* **WHAT THE EXERCISE ASKS**: Select every line holding the word "subordinates" and copy it.

======== PROVIDED DATA ========

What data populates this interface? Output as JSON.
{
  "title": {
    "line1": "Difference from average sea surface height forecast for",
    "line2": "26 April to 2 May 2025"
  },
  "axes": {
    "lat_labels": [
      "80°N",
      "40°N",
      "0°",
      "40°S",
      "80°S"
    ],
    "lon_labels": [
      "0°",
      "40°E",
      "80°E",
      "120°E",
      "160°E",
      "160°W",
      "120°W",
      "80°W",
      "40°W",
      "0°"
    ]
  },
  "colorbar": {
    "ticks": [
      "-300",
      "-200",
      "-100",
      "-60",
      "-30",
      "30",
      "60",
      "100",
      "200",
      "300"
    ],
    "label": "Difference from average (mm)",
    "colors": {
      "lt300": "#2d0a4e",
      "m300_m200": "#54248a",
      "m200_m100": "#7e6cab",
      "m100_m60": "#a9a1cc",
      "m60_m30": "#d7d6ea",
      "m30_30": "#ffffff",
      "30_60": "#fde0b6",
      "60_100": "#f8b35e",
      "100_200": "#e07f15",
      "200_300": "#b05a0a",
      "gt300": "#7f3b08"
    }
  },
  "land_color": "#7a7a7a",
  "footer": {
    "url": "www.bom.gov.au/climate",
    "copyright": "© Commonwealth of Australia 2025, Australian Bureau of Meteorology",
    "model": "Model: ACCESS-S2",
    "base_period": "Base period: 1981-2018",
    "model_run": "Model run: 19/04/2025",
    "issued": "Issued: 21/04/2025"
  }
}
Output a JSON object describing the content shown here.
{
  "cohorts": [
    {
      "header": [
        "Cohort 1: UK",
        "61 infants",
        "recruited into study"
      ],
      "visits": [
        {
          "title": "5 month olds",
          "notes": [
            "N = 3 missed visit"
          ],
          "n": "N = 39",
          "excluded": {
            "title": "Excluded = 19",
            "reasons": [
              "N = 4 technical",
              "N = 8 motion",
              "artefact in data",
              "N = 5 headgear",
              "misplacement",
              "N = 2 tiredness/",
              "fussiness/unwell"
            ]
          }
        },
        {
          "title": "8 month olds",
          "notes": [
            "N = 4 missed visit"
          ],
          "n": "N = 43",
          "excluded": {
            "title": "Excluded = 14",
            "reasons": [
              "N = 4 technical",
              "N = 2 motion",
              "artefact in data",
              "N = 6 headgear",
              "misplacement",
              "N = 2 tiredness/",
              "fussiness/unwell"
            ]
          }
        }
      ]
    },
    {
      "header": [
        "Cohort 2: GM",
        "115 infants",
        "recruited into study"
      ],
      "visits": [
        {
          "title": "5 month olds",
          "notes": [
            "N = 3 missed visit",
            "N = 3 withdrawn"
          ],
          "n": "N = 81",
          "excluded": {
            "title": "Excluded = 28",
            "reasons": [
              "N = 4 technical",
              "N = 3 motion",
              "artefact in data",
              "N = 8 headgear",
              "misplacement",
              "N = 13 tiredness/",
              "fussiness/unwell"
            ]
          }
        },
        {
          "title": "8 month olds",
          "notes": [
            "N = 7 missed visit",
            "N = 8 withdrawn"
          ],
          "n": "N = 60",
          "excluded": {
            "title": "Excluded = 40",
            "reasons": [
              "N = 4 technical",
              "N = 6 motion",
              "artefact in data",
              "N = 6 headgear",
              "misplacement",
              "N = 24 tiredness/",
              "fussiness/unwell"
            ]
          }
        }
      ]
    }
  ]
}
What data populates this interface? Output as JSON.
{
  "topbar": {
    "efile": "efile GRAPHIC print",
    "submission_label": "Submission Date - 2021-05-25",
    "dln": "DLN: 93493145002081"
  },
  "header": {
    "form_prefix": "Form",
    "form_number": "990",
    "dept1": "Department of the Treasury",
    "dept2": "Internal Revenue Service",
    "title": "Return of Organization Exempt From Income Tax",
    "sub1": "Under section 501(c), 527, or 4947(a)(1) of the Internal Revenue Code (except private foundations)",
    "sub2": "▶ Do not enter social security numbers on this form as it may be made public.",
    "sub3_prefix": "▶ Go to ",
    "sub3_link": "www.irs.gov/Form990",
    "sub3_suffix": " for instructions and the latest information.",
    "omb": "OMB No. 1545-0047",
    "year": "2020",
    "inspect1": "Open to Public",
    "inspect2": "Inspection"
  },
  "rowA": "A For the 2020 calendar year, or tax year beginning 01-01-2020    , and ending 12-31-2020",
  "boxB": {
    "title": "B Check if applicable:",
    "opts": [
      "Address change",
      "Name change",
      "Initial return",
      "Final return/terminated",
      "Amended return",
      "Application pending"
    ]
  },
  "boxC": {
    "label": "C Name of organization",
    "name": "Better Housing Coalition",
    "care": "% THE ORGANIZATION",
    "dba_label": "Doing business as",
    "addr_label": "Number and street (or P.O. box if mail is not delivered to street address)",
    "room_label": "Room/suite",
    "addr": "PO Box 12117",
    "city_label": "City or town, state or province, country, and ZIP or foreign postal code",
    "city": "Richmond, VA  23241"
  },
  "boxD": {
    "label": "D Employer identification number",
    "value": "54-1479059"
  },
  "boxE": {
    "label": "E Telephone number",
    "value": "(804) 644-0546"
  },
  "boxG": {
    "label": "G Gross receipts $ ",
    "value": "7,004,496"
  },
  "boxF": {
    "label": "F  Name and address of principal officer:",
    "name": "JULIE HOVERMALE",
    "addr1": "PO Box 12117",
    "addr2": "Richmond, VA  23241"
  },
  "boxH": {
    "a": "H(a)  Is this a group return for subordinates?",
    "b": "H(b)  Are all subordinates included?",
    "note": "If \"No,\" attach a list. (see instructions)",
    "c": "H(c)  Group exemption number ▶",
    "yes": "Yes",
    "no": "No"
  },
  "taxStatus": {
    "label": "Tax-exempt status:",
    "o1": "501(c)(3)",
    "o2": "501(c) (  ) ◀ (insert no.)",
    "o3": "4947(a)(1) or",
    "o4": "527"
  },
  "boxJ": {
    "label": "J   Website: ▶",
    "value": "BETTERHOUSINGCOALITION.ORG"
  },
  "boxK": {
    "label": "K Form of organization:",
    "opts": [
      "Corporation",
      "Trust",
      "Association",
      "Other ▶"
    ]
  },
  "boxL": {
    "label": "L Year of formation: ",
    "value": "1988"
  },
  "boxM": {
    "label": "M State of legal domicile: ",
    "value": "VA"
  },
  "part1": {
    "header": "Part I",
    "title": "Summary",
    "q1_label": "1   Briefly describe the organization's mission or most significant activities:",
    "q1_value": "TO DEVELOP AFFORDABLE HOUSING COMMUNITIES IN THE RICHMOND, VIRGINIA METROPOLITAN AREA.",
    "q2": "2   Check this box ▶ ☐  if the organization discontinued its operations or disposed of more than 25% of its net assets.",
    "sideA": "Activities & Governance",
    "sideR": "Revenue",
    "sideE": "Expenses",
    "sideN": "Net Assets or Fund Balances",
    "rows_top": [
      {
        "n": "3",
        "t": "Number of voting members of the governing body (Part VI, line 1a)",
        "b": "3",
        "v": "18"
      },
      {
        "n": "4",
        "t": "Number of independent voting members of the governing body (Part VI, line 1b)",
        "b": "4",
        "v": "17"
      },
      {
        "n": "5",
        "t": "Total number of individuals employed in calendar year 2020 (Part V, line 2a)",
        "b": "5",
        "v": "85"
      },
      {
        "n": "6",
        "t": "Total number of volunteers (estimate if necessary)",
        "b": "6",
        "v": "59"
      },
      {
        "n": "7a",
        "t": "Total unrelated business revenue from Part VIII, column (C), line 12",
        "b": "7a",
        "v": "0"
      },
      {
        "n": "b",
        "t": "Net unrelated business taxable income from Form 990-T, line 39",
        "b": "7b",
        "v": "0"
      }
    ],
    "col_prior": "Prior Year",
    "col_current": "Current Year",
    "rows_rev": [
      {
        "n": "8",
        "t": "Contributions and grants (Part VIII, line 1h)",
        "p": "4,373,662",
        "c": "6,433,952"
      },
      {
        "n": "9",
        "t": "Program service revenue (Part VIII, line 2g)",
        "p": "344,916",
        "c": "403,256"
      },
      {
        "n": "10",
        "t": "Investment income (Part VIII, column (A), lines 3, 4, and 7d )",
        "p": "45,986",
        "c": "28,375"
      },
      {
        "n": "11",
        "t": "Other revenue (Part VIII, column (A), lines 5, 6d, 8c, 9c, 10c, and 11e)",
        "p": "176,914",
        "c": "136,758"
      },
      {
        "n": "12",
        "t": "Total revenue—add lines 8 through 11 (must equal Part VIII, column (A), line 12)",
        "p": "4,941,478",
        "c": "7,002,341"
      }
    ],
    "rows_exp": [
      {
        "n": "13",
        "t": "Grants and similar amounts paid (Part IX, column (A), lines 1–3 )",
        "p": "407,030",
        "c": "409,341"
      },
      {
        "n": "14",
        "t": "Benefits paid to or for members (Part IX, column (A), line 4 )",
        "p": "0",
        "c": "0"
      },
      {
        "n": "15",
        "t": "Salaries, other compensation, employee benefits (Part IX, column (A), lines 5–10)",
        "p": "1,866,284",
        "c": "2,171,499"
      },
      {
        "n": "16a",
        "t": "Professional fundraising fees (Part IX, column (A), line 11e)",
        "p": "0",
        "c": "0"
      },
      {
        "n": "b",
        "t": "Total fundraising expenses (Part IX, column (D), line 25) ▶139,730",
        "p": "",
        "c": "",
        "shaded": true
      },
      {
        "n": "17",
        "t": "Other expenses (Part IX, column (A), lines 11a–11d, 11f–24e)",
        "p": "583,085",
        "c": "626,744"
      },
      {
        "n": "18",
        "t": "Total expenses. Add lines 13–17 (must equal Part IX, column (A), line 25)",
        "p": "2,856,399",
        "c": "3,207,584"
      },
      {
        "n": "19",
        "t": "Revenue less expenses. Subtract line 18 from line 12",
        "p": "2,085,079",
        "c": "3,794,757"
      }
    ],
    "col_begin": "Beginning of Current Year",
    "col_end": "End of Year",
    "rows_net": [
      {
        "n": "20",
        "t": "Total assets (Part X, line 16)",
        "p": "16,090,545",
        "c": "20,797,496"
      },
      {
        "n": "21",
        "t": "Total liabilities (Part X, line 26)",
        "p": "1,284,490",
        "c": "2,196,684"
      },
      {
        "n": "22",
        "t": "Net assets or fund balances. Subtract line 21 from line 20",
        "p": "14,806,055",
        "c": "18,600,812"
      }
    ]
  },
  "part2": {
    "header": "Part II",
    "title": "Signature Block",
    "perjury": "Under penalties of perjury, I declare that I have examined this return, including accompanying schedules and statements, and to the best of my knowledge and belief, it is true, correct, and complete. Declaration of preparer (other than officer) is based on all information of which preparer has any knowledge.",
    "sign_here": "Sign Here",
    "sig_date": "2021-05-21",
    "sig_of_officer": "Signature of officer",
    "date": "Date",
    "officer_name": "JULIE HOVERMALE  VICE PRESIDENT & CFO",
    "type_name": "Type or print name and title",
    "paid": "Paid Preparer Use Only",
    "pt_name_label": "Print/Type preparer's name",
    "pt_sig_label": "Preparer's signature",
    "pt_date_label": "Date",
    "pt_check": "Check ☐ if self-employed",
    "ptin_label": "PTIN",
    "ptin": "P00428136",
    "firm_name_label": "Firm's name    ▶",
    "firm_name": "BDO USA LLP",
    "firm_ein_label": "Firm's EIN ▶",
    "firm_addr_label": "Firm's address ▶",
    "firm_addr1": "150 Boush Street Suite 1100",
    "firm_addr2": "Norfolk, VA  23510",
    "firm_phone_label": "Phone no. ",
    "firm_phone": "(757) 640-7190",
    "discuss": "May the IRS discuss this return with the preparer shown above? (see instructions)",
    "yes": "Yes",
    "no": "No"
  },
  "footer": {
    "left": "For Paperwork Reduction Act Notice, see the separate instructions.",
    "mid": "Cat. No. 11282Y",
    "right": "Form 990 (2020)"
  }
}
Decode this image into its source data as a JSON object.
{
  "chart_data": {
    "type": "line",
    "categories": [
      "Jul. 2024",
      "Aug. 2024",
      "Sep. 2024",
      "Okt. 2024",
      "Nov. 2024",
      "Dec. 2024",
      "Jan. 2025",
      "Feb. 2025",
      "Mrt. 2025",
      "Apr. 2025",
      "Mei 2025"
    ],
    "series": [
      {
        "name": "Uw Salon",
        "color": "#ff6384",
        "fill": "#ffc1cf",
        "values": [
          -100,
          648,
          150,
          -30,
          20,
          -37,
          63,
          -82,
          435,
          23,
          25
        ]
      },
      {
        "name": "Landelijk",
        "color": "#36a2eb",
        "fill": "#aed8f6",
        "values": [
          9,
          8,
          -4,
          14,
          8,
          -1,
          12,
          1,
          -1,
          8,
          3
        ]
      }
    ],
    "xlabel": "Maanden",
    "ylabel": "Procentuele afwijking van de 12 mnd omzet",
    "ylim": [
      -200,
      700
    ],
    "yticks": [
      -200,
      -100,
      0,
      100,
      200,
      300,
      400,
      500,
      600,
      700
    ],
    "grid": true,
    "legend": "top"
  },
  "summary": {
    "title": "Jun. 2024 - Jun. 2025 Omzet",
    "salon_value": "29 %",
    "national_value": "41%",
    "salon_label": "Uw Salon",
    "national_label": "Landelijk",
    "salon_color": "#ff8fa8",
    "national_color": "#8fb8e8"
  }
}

========

* **EXERCISE SOLUTION**:
    "a": "H(a)  Is this a group return for subordinates?",
    "b": "H(b)  Are all subordinates included?",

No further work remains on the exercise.